### GIVEN EXERCISE
Lines containing the word "this" should be extracted in full.

[Dataset entries]
⁂
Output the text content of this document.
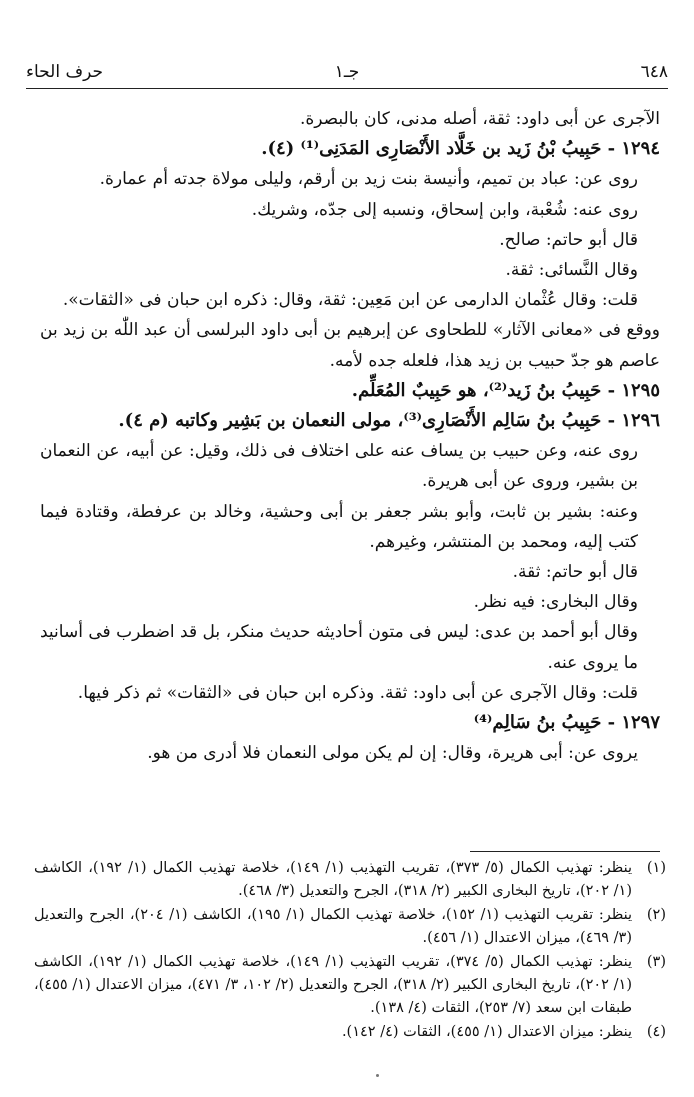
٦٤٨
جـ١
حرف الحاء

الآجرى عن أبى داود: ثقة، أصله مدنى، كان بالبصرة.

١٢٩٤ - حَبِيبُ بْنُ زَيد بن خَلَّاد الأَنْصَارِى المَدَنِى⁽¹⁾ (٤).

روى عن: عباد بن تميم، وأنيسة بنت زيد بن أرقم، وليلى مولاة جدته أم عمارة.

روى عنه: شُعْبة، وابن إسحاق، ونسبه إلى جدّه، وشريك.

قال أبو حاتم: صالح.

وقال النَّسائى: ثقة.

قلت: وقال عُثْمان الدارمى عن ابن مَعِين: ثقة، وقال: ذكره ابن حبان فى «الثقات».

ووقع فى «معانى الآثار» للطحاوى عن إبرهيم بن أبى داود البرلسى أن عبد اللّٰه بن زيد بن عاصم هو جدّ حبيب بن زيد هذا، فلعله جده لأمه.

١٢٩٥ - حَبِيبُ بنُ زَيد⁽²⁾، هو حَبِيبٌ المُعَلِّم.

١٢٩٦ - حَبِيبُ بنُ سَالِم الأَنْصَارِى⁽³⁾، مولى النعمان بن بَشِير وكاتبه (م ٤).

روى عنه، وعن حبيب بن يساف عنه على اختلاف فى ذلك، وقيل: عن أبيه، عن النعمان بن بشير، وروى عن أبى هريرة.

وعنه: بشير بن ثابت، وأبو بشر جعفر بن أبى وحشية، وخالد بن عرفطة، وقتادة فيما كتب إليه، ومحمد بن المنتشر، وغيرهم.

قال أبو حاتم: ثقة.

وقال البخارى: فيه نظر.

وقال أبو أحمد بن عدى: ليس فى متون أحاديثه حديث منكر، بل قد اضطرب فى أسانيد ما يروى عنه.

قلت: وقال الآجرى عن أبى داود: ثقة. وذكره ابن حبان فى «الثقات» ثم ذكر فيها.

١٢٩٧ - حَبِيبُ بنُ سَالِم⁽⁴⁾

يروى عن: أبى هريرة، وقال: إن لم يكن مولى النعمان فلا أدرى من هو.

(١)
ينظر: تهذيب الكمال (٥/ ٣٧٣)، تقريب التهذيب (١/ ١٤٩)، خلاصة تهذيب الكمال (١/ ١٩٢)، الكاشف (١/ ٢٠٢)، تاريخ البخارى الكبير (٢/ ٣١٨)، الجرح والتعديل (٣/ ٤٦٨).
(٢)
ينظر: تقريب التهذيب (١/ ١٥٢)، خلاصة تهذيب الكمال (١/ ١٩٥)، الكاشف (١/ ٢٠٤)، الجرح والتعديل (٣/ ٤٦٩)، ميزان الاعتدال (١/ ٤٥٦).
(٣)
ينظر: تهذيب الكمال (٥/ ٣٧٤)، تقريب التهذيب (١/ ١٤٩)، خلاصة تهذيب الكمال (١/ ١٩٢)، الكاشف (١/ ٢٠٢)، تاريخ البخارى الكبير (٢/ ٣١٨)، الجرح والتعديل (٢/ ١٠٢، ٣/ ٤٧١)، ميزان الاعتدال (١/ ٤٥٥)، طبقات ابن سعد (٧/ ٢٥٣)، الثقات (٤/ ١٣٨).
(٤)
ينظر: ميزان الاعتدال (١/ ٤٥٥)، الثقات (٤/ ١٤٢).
⁂
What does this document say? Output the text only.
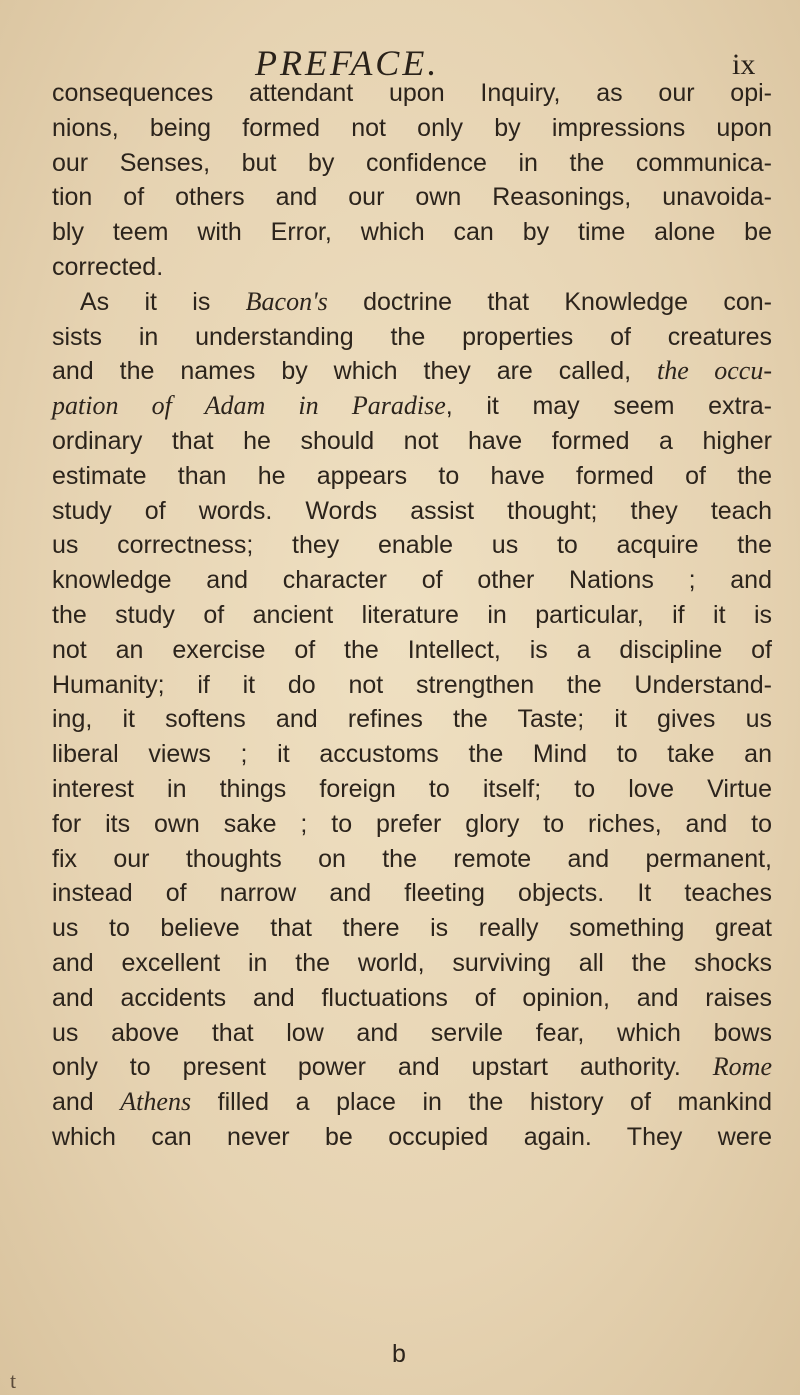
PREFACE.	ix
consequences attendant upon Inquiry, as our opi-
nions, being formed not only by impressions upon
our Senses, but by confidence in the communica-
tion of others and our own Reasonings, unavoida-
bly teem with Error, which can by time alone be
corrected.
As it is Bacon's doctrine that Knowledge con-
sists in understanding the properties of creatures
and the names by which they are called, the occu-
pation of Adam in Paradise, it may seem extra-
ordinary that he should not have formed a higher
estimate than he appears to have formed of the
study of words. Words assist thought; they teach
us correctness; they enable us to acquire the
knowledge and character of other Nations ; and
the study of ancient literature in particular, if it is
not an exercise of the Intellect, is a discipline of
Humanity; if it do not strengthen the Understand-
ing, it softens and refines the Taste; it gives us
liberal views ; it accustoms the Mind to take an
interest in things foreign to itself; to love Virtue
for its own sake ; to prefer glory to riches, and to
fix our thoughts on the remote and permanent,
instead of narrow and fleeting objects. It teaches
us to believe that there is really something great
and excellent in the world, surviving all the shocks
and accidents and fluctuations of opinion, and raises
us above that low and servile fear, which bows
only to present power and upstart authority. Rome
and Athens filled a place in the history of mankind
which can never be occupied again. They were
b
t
⁂
### FINAL RESULT
Output the text content of this document.
What does this document say? Output the text only.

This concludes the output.